## Data in this exercise
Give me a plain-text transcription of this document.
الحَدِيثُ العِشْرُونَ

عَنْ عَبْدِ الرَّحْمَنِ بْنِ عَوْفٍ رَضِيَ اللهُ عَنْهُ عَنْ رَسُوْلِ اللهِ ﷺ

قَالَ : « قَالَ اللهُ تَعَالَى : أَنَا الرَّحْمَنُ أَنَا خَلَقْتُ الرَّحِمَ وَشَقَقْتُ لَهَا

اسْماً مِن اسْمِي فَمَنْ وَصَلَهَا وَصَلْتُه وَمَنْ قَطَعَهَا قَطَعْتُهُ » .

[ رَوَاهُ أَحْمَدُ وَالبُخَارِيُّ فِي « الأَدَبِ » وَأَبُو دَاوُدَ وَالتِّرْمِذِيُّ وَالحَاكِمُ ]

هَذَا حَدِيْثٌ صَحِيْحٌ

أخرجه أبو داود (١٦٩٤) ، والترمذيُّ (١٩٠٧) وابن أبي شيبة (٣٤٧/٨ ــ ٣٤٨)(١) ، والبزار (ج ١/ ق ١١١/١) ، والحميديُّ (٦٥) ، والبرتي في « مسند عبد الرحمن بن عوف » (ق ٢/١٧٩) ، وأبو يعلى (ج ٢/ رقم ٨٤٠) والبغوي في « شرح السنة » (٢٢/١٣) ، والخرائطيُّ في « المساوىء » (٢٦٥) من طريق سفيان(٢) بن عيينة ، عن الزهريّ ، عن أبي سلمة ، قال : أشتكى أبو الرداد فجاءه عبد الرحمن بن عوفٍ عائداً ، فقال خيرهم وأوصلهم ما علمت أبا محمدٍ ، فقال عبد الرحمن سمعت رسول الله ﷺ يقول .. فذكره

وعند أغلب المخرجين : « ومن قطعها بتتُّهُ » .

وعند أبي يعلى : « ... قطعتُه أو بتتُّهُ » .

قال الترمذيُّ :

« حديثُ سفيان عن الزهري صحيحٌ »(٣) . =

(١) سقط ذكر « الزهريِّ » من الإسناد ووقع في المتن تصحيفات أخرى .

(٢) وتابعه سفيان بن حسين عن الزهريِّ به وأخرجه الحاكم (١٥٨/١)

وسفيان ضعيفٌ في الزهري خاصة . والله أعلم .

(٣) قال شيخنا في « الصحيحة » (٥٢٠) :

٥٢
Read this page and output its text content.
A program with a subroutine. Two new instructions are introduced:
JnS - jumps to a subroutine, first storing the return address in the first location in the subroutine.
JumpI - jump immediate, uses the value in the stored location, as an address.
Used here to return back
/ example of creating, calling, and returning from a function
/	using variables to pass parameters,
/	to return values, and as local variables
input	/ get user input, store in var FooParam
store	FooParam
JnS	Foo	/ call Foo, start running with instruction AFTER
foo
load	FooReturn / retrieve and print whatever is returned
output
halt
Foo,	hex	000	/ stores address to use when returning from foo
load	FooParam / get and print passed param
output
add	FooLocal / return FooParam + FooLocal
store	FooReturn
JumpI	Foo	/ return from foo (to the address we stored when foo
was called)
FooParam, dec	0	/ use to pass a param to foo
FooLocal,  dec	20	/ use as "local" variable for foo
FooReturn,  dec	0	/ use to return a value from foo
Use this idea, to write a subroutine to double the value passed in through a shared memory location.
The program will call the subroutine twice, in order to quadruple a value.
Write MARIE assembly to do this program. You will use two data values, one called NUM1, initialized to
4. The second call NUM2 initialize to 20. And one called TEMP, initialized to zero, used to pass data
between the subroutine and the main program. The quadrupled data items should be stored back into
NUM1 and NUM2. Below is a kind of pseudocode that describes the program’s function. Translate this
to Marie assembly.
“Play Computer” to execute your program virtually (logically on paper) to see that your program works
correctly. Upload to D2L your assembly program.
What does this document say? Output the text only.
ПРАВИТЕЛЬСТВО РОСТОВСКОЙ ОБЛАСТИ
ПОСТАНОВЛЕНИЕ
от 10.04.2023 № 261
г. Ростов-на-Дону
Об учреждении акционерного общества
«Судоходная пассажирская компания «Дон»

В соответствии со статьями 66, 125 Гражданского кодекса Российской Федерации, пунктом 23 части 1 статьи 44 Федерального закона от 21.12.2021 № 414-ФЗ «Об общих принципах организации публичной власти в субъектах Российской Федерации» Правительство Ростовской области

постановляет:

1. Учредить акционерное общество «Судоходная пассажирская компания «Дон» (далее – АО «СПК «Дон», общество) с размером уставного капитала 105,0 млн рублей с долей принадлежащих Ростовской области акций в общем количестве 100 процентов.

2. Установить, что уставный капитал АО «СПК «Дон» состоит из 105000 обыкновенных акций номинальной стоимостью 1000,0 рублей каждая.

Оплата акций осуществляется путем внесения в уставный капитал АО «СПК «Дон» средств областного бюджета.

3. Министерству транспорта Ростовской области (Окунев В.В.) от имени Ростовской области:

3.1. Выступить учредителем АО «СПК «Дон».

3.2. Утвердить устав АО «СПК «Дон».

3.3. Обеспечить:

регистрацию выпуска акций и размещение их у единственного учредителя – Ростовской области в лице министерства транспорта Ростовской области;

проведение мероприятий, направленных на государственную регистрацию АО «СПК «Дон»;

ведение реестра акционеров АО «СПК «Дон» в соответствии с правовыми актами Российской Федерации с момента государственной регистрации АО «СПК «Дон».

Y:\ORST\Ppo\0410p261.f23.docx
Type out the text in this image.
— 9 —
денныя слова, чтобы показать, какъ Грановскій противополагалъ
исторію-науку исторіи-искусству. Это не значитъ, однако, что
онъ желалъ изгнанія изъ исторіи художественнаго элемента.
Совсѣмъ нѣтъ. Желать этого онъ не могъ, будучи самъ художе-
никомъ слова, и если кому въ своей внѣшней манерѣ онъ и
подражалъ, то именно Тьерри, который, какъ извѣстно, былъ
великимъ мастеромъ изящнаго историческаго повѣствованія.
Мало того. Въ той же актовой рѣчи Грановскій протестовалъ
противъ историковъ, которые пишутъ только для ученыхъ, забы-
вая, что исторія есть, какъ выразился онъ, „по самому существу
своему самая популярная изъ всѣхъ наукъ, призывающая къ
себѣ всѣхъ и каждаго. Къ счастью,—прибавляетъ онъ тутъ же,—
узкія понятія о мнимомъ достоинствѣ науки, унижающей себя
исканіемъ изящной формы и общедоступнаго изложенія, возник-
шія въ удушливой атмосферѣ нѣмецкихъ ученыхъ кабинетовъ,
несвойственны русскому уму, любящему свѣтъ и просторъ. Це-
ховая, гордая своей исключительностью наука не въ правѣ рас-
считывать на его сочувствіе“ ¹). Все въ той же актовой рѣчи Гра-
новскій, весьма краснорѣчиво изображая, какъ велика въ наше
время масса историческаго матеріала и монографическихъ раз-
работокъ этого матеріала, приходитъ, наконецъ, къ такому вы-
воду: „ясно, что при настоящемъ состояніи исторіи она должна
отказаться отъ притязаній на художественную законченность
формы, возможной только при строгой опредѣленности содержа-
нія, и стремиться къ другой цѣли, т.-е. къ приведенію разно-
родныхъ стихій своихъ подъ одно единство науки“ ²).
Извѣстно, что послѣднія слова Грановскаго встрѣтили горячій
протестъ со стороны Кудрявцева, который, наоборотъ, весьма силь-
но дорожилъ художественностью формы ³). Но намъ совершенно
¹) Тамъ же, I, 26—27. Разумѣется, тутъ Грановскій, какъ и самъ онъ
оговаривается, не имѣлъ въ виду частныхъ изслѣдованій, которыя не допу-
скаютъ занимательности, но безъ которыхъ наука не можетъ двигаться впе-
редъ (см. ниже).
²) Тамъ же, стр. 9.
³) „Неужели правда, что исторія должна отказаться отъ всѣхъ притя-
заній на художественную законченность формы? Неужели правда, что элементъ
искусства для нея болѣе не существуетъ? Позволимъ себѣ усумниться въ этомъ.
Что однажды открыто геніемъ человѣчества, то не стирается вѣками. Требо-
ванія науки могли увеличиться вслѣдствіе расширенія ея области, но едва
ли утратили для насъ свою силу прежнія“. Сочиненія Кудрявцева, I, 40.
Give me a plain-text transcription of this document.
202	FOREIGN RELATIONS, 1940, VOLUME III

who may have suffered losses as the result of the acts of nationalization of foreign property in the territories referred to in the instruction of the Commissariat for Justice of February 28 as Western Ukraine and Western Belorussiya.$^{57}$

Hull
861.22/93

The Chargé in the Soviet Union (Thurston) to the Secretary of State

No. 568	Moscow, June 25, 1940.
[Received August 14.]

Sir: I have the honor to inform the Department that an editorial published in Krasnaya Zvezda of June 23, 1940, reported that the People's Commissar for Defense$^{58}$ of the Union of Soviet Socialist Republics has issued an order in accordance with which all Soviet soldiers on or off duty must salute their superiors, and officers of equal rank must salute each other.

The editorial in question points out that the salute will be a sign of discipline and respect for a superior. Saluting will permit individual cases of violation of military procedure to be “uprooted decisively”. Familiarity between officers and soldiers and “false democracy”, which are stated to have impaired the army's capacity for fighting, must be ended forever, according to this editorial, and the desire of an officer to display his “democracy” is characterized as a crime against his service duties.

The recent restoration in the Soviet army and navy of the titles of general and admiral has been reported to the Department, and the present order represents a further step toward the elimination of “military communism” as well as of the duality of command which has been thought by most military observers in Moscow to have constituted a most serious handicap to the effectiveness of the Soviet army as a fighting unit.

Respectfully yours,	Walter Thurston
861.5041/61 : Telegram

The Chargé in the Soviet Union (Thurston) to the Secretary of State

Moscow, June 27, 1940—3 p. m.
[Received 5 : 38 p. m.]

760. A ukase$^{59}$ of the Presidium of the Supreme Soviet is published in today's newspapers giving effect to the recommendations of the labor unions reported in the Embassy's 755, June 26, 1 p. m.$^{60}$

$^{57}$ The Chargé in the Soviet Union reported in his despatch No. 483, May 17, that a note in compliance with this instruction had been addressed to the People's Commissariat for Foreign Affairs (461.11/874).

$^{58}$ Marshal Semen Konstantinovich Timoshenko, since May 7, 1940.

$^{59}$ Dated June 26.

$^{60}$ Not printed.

## Task
Collect, from the material above, every line containing the word "Тамъ".

## Final result
¹) Тамъ же, I, 26—27. Разумѣется, тутъ Грановскій, какъ и самъ онъ
²) Тамъ же, стр. 9.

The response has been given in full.